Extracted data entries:
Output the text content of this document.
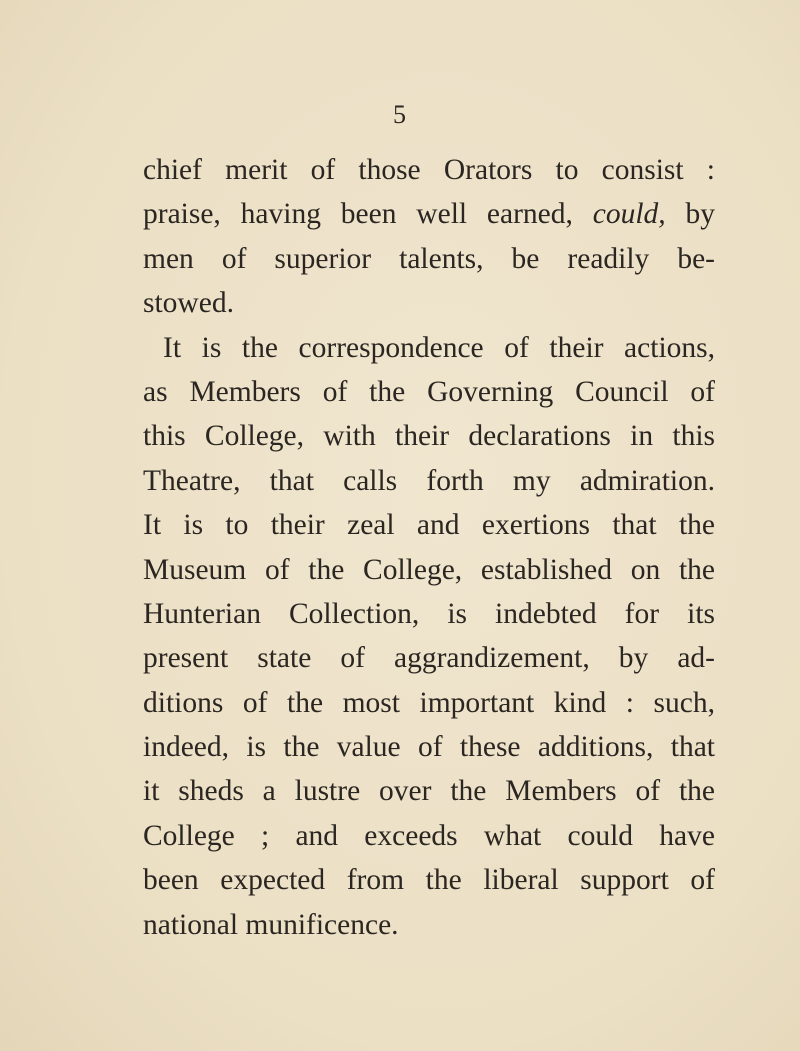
5
chief merit of those Orators to consist :
praise, having been well earned, could, by
men of superior talents, be readily be-
stowed.
It is the correspondence of their actions,
as Members of the Governing Council of
this College, with their declarations in this
Theatre, that calls forth my admiration.
It is to their zeal and exertions that the
Museum of the College, established on the
Hunterian Collection, is indebted for its
present state of aggrandizement, by ad-
ditions of the most important kind : such,
indeed, is the value of these additions, that
it sheds a lustre over the Members of the
College ; and exceeds what could have
been expected from the liberal support of
national munificence.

**Exercise prompt:**
Only lines holding the string "their" are wanted; gather each one from the entries above.

**Response:**
It is the correspondence of their actions,
this College, with their declarations in this
It is to their zeal and exertions that the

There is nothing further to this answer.